SET EXERCISE: Produce an exact copy of all the records.

--------------------

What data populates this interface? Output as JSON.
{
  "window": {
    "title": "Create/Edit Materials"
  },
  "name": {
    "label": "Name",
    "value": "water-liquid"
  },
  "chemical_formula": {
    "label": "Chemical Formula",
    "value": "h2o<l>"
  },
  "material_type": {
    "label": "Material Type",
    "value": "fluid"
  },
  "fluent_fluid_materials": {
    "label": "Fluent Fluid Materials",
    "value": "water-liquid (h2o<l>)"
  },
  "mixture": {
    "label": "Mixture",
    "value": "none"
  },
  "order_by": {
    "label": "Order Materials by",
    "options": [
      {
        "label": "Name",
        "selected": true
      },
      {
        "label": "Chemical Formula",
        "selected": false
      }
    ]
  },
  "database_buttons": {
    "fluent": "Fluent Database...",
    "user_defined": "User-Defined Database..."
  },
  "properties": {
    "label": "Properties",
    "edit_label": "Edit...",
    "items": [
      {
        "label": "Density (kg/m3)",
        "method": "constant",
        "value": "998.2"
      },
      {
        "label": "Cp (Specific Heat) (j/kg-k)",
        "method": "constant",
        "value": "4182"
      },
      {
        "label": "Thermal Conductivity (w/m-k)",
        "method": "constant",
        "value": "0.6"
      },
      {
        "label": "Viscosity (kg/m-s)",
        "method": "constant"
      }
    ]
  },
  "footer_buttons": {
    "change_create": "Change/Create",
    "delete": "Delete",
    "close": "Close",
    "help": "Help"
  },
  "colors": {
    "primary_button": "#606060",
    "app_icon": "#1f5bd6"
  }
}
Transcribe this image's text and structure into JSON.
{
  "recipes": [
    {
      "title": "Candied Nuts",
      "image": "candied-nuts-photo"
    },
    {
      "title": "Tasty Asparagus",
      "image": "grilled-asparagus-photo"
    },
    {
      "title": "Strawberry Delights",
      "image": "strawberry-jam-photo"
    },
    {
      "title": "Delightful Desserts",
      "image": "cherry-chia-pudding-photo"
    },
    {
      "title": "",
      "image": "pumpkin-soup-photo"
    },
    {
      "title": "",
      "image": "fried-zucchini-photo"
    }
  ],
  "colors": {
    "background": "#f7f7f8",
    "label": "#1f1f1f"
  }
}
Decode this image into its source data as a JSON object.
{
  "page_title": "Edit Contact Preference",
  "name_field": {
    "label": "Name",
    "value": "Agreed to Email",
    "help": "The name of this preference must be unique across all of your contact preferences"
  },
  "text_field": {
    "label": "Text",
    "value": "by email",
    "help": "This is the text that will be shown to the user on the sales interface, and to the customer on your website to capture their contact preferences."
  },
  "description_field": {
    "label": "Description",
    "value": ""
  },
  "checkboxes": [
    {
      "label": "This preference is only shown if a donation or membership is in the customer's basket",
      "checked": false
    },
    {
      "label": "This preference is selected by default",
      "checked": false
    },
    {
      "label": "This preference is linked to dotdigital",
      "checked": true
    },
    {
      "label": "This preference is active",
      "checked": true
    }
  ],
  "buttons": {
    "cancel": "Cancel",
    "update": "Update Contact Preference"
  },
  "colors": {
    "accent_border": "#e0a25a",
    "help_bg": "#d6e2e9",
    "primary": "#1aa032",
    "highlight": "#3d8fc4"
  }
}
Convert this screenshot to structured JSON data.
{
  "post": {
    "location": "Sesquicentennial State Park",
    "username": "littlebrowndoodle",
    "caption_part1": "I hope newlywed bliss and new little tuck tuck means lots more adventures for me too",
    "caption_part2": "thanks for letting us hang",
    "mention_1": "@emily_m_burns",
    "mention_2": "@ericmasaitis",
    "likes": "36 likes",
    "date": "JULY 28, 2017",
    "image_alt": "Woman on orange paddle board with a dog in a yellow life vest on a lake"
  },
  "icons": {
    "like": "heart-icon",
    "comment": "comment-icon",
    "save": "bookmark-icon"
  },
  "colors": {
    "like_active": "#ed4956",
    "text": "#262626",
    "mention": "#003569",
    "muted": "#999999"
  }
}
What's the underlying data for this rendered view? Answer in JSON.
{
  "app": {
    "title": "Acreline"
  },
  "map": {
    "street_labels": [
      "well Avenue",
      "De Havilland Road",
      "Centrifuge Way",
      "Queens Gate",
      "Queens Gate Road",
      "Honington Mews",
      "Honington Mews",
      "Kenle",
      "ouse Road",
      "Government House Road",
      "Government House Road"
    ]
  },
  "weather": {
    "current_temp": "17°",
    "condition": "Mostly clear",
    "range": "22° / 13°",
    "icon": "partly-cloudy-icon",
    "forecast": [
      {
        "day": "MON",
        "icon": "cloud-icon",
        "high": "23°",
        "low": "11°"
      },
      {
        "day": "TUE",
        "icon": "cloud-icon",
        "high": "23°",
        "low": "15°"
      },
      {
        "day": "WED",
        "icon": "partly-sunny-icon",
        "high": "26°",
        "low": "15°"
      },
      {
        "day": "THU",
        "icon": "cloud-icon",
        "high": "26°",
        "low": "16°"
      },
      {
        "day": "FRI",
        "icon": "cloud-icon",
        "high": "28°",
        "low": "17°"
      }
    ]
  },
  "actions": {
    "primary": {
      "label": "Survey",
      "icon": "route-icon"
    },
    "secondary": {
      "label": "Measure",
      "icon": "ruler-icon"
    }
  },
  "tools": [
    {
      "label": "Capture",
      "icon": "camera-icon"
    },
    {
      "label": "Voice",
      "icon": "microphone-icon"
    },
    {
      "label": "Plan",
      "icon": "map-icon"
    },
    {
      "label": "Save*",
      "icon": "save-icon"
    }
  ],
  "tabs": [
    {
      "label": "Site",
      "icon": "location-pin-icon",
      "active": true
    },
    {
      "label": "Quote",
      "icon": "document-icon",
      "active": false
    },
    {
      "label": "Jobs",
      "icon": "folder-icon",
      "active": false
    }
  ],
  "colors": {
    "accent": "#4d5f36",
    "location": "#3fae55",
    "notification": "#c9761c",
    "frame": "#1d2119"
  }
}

--------------------

SOLUTION BELOW:
What data populates this interface? Output as JSON.
{
  "window": {
    "title": "Create/Edit Materials"
  },
  "name": {
    "label": "Name",
    "value": "water-liquid"
  },
  "chemical_formula": {
    "label": "Chemical Formula",
    "value": "h2o<l>"
  },
  "material_type": {
    "label": "Material Type",
    "value": "fluid"
  },
  "fluent_fluid_materials": {
    "label": "Fluent Fluid Materials",
    "value": "water-liquid (h2o<l>)"
  },
  "mixture": {
    "label": "Mixture",
    "value": "none"
  },
  "order_by": {
    "label": "Order Materials by",
    "options": [
      {
        "label": "Name",
        "selected": true
      },
      {
        "label": "Chemical Formula",
        "selected": false
      }
    ]
  },
  "database_buttons": {
    "fluent": "Fluent Database...",
    "user_defined": "User-Defined Database..."
  },
  "properties": {
    "label": "Properties",
    "edit_label": "Edit...",
    "items": [
      {
        "label": "Density (kg/m3)",
        "method": "constant",
        "value": "998.2"
      },
      {
        "label": "Cp (Specific Heat) (j/kg-k)",
        "method": "constant",
        "value": "4182"
      },
      {
        "label": "Thermal Conductivity (w/m-k)",
        "method": "constant",
        "value": "0.6"
      },
      {
        "label": "Viscosity (kg/m-s)",
        "method": "constant"
      }
    ]
  },
  "footer_buttons": {
    "change_create": "Change/Create",
    "delete": "Delete",
    "close": "Close",
    "help": "Help"
  },
  "colors": {
    "primary_button": "#606060",
    "app_icon": "#1f5bd6"
  }
}
Transcribe this image's text and structure into JSON.
{
  "recipes": [
    {
      "title": "Candied Nuts",
      "image": "candied-nuts-photo"
    },
    {
      "title": "Tasty Asparagus",
      "image": "grilled-asparagus-photo"
    },
    {
      "title": "Strawberry Delights",
      "image": "strawberry-jam-photo"
    },
    {
      "title": "Delightful Desserts",
      "image": "cherry-chia-pudding-photo"
    },
    {
      "title": "",
      "image": "pumpkin-soup-photo"
    },
    {
      "title": "",
      "image": "fried-zucchini-photo"
    }
  ],
  "colors": {
    "background": "#f7f7f8",
    "label": "#1f1f1f"
  }
}
Decode this image into its source data as a JSON object.
{
  "page_title": "Edit Contact Preference",
  "name_field": {
    "label": "Name",
    "value": "Agreed to Email",
    "help": "The name of this preference must be unique across all of your contact preferences"
  },
  "text_field": {
    "label": "Text",
    "value": "by email",
    "help": "This is the text that will be shown to the user on the sales interface, and to the customer on your website to capture their contact preferences."
  },
  "description_field": {
    "label": "Description",
    "value": ""
  },
  "checkboxes": [
    {
      "label": "This preference is only shown if a donation or membership is in the customer's basket",
      "checked": false
    },
    {
      "label": "This preference is selected by default",
      "checked": false
    },
    {
      "label": "This preference is linked to dotdigital",
      "checked": true
    },
    {
      "label": "This preference is active",
      "checked": true
    }
  ],
  "buttons": {
    "cancel": "Cancel",
    "update": "Update Contact Preference"
  },
  "colors": {
    "accent_border": "#e0a25a",
    "help_bg": "#d6e2e9",
    "primary": "#1aa032",
    "highlight": "#3d8fc4"
  }
}
Convert this screenshot to structured JSON data.
{
  "post": {
    "location": "Sesquicentennial State Park",
    "username": "littlebrowndoodle",
    "caption_part1": "I hope newlywed bliss and new little tuck tuck means lots more adventures for me too",
    "caption_part2": "thanks for letting us hang",
    "mention_1": "@emily_m_burns",
    "mention_2": "@ericmasaitis",
    "likes": "36 likes",
    "date": "JULY 28, 2017",
    "image_alt": "Woman on orange paddle board with a dog in a yellow life vest on a lake"
  },
  "icons": {
    "like": "heart-icon",
    "comment": "comment-icon",
    "save": "bookmark-icon"
  },
  "colors": {
    "like_active": "#ed4956",
    "text": "#262626",
    "mention": "#003569",
    "muted": "#999999"
  }
}
What's the underlying data for this rendered view? Answer in JSON.
{
  "app": {
    "title": "Acreline"
  },
  "map": {
    "street_labels": [
      "well Avenue",
      "De Havilland Road",
      "Centrifuge Way",
      "Queens Gate",
      "Queens Gate Road",
      "Honington Mews",
      "Honington Mews",
      "Kenle",
      "ouse Road",
      "Government House Road",
      "Government House Road"
    ]
  },
  "weather": {
    "current_temp": "17°",
    "condition": "Mostly clear",
    "range": "22° / 13°",
    "icon": "partly-cloudy-icon",
    "forecast": [
      {
        "day": "MON",
        "icon": "cloud-icon",
        "high": "23°",
        "low": "11°"
      },
      {
        "day": "TUE",
        "icon": "cloud-icon",
        "high": "23°",
        "low": "15°"
      },
      {
        "day": "WED",
        "icon": "partly-sunny-icon",
        "high": "26°",
        "low": "15°"
      },
      {
        "day": "THU",
        "icon": "cloud-icon",
        "high": "26°",
        "low": "16°"
      },
      {
        "day": "FRI",
        "icon": "cloud-icon",
        "high": "28°",
        "low": "17°"
      }
    ]
  },
  "actions": {
    "primary": {
      "label": "Survey",
      "icon": "route-icon"
    },
    "secondary": {
      "label": "Measure",
      "icon": "ruler-icon"
    }
  },
  "tools": [
    {
      "label": "Capture",
      "icon": "camera-icon"
    },
    {
      "label": "Voice",
      "icon": "microphone-icon"
    },
    {
      "label": "Plan",
      "icon": "map-icon"
    },
    {
      "label": "Save*",
      "icon": "save-icon"
    }
  ],
  "tabs": [
    {
      "label": "Site",
      "icon": "location-pin-icon",
      "active": true
    },
    {
      "label": "Quote",
      "icon": "document-icon",
      "active": false
    },
    {
      "label": "Jobs",
      "icon": "folder-icon",
      "active": false
    }
  ],
  "colors": {
    "accent": "#4d5f36",
    "location": "#3fae55",
    "notification": "#c9761c",
    "frame": "#1d2119"
  }
}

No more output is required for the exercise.